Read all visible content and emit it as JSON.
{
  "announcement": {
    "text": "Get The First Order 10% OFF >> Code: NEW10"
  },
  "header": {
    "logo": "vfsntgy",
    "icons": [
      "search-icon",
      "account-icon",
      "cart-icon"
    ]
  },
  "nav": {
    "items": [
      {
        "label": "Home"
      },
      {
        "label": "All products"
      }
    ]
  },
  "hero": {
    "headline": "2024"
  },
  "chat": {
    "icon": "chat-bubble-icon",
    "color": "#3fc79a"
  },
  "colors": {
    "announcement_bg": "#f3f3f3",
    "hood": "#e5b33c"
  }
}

OBJECTIVE: Repeat every record exactly as written, please.

FINISHED TASK:
Read all visible content and emit it as JSON.
{
  "announcement": {
    "text": "Get The First Order 10% OFF >> Code: NEW10"
  },
  "header": {
    "logo": "vfsntgy",
    "icons": [
      "search-icon",
      "account-icon",
      "cart-icon"
    ]
  },
  "nav": {
    "items": [
      {
        "label": "Home"
      },
      {
        "label": "All products"
      }
    ]
  },
  "hero": {
    "headline": "2024"
  },
  "chat": {
    "icon": "chat-bubble-icon",
    "color": "#3fc79a"
  },
  "colors": {
    "announcement_bg": "#f3f3f3",
    "hood": "#e5b33c"
  }
}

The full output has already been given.